An exact copy of every record is needed.

* [Information provided]:
______________________________

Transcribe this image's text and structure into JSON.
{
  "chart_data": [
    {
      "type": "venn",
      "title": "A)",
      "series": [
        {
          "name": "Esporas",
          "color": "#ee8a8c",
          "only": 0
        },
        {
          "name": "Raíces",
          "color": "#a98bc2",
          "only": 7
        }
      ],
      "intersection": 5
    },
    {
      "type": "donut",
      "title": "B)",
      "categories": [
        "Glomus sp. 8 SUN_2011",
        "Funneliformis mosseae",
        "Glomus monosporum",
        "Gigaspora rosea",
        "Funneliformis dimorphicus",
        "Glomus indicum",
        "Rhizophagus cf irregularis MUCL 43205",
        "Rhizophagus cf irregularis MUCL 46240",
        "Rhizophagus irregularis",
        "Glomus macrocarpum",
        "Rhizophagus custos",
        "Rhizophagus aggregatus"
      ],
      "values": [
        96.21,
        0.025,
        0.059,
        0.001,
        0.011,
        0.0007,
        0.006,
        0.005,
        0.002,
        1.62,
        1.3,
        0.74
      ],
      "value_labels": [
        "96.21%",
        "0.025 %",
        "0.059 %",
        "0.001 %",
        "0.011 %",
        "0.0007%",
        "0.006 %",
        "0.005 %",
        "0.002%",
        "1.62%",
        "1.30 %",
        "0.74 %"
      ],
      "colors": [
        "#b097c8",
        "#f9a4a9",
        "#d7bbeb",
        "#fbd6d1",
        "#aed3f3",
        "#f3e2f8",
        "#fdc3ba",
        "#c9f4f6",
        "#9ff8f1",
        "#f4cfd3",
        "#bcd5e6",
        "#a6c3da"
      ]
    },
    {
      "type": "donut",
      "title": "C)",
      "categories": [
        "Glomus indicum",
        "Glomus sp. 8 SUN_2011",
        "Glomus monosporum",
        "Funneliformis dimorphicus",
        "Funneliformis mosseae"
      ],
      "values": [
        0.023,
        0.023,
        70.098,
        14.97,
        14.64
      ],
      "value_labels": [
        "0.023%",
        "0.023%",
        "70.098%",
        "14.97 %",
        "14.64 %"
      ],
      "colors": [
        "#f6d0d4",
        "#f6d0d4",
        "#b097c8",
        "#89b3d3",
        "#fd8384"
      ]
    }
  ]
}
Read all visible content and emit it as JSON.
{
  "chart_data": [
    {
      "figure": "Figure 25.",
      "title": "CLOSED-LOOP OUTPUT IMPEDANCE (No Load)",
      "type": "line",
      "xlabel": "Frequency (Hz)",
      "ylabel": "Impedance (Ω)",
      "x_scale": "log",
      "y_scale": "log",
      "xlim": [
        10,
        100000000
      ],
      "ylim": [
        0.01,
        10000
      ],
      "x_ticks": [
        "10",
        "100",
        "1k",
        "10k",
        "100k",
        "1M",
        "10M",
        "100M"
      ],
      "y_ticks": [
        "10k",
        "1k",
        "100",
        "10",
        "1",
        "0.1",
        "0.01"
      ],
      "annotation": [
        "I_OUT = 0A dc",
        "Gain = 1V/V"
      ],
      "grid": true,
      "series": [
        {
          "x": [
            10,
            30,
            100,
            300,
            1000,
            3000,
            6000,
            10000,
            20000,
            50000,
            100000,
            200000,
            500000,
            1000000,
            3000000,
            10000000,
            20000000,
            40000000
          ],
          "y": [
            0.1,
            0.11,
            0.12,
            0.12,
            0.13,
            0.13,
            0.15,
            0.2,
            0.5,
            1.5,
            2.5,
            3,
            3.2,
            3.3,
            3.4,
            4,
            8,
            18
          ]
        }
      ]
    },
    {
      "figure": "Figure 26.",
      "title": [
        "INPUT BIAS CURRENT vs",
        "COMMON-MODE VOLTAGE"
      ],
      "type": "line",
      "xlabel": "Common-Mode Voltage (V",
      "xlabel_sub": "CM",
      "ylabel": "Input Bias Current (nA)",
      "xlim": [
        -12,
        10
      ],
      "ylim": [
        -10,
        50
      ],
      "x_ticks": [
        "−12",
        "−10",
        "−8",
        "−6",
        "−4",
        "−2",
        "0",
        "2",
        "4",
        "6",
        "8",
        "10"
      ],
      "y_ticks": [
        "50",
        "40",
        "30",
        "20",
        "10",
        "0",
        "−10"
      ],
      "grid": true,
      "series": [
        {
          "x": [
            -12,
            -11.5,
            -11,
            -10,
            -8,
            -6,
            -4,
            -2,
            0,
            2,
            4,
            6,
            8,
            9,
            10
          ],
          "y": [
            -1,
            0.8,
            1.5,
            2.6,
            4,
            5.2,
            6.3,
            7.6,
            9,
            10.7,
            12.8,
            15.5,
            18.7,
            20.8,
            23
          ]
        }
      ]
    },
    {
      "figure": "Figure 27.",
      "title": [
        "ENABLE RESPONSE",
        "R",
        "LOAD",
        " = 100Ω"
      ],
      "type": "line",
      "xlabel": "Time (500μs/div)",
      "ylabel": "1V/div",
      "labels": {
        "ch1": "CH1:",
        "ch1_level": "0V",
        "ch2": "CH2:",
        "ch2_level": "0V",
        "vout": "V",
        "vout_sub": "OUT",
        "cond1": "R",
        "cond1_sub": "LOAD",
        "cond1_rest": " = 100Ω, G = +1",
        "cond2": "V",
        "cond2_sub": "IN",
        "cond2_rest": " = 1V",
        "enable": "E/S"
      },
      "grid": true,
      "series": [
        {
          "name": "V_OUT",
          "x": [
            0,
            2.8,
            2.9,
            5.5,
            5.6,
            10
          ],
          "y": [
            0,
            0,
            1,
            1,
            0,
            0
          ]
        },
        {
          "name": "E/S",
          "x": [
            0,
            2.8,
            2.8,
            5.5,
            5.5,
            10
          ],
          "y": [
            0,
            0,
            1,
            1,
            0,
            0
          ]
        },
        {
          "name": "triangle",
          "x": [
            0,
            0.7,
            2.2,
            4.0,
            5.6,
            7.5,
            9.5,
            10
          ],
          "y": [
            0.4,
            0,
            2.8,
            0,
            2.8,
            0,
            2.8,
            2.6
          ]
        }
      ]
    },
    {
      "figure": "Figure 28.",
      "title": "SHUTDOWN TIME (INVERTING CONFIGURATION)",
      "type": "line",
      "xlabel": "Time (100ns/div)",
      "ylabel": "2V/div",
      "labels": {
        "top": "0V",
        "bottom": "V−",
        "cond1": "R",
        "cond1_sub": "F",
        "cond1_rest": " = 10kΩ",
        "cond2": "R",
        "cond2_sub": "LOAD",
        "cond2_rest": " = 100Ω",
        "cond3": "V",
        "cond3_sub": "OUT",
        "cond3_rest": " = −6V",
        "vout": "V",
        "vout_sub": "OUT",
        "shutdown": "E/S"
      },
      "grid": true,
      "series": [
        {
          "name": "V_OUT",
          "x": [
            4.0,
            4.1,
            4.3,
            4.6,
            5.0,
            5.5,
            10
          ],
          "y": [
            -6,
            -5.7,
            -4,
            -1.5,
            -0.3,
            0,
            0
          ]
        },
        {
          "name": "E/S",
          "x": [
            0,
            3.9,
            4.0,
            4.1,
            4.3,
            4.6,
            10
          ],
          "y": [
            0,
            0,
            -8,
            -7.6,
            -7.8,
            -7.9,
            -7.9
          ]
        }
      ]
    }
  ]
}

______________________________

* [Result of this task]:
Transcribe this image's text and structure into JSON.
{
  "chart_data": [
    {
      "type": "venn",
      "title": "A)",
      "series": [
        {
          "name": "Esporas",
          "color": "#ee8a8c",
          "only": 0
        },
        {
          "name": "Raíces",
          "color": "#a98bc2",
          "only": 7
        }
      ],
      "intersection": 5
    },
    {
      "type": "donut",
      "title": "B)",
      "categories": [
        "Glomus sp. 8 SUN_2011",
        "Funneliformis mosseae",
        "Glomus monosporum",
        "Gigaspora rosea",
        "Funneliformis dimorphicus",
        "Glomus indicum",
        "Rhizophagus cf irregularis MUCL 43205",
        "Rhizophagus cf irregularis MUCL 46240",
        "Rhizophagus irregularis",
        "Glomus macrocarpum",
        "Rhizophagus custos",
        "Rhizophagus aggregatus"
      ],
      "values": [
        96.21,
        0.025,
        0.059,
        0.001,
        0.011,
        0.0007,
        0.006,
        0.005,
        0.002,
        1.62,
        1.3,
        0.74
      ],
      "value_labels": [
        "96.21%",
        "0.025 %",
        "0.059 %",
        "0.001 %",
        "0.011 %",
        "0.0007%",
        "0.006 %",
        "0.005 %",
        "0.002%",
        "1.62%",
        "1.30 %",
        "0.74 %"
      ],
      "colors": [
        "#b097c8",
        "#f9a4a9",
        "#d7bbeb",
        "#fbd6d1",
        "#aed3f3",
        "#f3e2f8",
        "#fdc3ba",
        "#c9f4f6",
        "#9ff8f1",
        "#f4cfd3",
        "#bcd5e6",
        "#a6c3da"
      ]
    },
    {
      "type": "donut",
      "title": "C)",
      "categories": [
        "Glomus indicum",
        "Glomus sp. 8 SUN_2011",
        "Glomus monosporum",
        "Funneliformis dimorphicus",
        "Funneliformis mosseae"
      ],
      "values": [
        0.023,
        0.023,
        70.098,
        14.97,
        14.64
      ],
      "value_labels": [
        "0.023%",
        "0.023%",
        "70.098%",
        "14.97 %",
        "14.64 %"
      ],
      "colors": [
        "#f6d0d4",
        "#f6d0d4",
        "#b097c8",
        "#89b3d3",
        "#fd8384"
      ]
    }
  ]
}
Read all visible content and emit it as JSON.
{
  "chart_data": [
    {
      "figure": "Figure 25.",
      "title": "CLOSED-LOOP OUTPUT IMPEDANCE (No Load)",
      "type": "line",
      "xlabel": "Frequency (Hz)",
      "ylabel": "Impedance (Ω)",
      "x_scale": "log",
      "y_scale": "log",
      "xlim": [
        10,
        100000000
      ],
      "ylim": [
        0.01,
        10000
      ],
      "x_ticks": [
        "10",
        "100",
        "1k",
        "10k",
        "100k",
        "1M",
        "10M",
        "100M"
      ],
      "y_ticks": [
        "10k",
        "1k",
        "100",
        "10",
        "1",
        "0.1",
        "0.01"
      ],
      "annotation": [
        "I_OUT = 0A dc",
        "Gain = 1V/V"
      ],
      "grid": true,
      "series": [
        {
          "x": [
            10,
            30,
            100,
            300,
            1000,
            3000,
            6000,
            10000,
            20000,
            50000,
            100000,
            200000,
            500000,
            1000000,
            3000000,
            10000000,
            20000000,
            40000000
          ],
          "y": [
            0.1,
            0.11,
            0.12,
            0.12,
            0.13,
            0.13,
            0.15,
            0.2,
            0.5,
            1.5,
            2.5,
            3,
            3.2,
            3.3,
            3.4,
            4,
            8,
            18
          ]
        }
      ]
    },
    {
      "figure": "Figure 26.",
      "title": [
        "INPUT BIAS CURRENT vs",
        "COMMON-MODE VOLTAGE"
      ],
      "type": "line",
      "xlabel": "Common-Mode Voltage (V",
      "xlabel_sub": "CM",
      "ylabel": "Input Bias Current (nA)",
      "xlim": [
        -12,
        10
      ],
      "ylim": [
        -10,
        50
      ],
      "x_ticks": [
        "−12",
        "−10",
        "−8",
        "−6",
        "−4",
        "−2",
        "0",
        "2",
        "4",
        "6",
        "8",
        "10"
      ],
      "y_ticks": [
        "50",
        "40",
        "30",
        "20",
        "10",
        "0",
        "−10"
      ],
      "grid": true,
      "series": [
        {
          "x": [
            -12,
            -11.5,
            -11,
            -10,
            -8,
            -6,
            -4,
            -2,
            0,
            2,
            4,
            6,
            8,
            9,
            10
          ],
          "y": [
            -1,
            0.8,
            1.5,
            2.6,
            4,
            5.2,
            6.3,
            7.6,
            9,
            10.7,
            12.8,
            15.5,
            18.7,
            20.8,
            23
          ]
        }
      ]
    },
    {
      "figure": "Figure 27.",
      "title": [
        "ENABLE RESPONSE",
        "R",
        "LOAD",
        " = 100Ω"
      ],
      "type": "line",
      "xlabel": "Time (500μs/div)",
      "ylabel": "1V/div",
      "labels": {
        "ch1": "CH1:",
        "ch1_level": "0V",
        "ch2": "CH2:",
        "ch2_level": "0V",
        "vout": "V",
        "vout_sub": "OUT",
        "cond1": "R",
        "cond1_sub": "LOAD",
        "cond1_rest": " = 100Ω, G = +1",
        "cond2": "V",
        "cond2_sub": "IN",
        "cond2_rest": " = 1V",
        "enable": "E/S"
      },
      "grid": true,
      "series": [
        {
          "name": "V_OUT",
          "x": [
            0,
            2.8,
            2.9,
            5.5,
            5.6,
            10
          ],
          "y": [
            0,
            0,
            1,
            1,
            0,
            0
          ]
        },
        {
          "name": "E/S",
          "x": [
            0,
            2.8,
            2.8,
            5.5,
            5.5,
            10
          ],
          "y": [
            0,
            0,
            1,
            1,
            0,
            0
          ]
        },
        {
          "name": "triangle",
          "x": [
            0,
            0.7,
            2.2,
            4.0,
            5.6,
            7.5,
            9.5,
            10
          ],
          "y": [
            0.4,
            0,
            2.8,
            0,
            2.8,
            0,
            2.8,
            2.6
          ]
        }
      ]
    },
    {
      "figure": "Figure 28.",
      "title": "SHUTDOWN TIME (INVERTING CONFIGURATION)",
      "type": "line",
      "xlabel": "Time (100ns/div)",
      "ylabel": "2V/div",
      "labels": {
        "top": "0V",
        "bottom": "V−",
        "cond1": "R",
        "cond1_sub": "F",
        "cond1_rest": " = 10kΩ",
        "cond2": "R",
        "cond2_sub": "LOAD",
        "cond2_rest": " = 100Ω",
        "cond3": "V",
        "cond3_sub": "OUT",
        "cond3_rest": " = −6V",
        "vout": "V",
        "vout_sub": "OUT",
        "shutdown": "E/S"
      },
      "grid": true,
      "series": [
        {
          "name": "V_OUT",
          "x": [
            4.0,
            4.1,
            4.3,
            4.6,
            5.0,
            5.5,
            10
          ],
          "y": [
            -6,
            -5.7,
            -4,
            -1.5,
            -0.3,
            0,
            0
          ]
        },
        {
          "name": "E/S",
          "x": [
            0,
            3.9,
            4.0,
            4.1,
            4.3,
            4.6,
            10
          ],
          "y": [
            0,
            0,
            -8,
            -7.6,
            -7.8,
            -7.9,
            -7.9
          ]
        }
      ]
    }
  ]
}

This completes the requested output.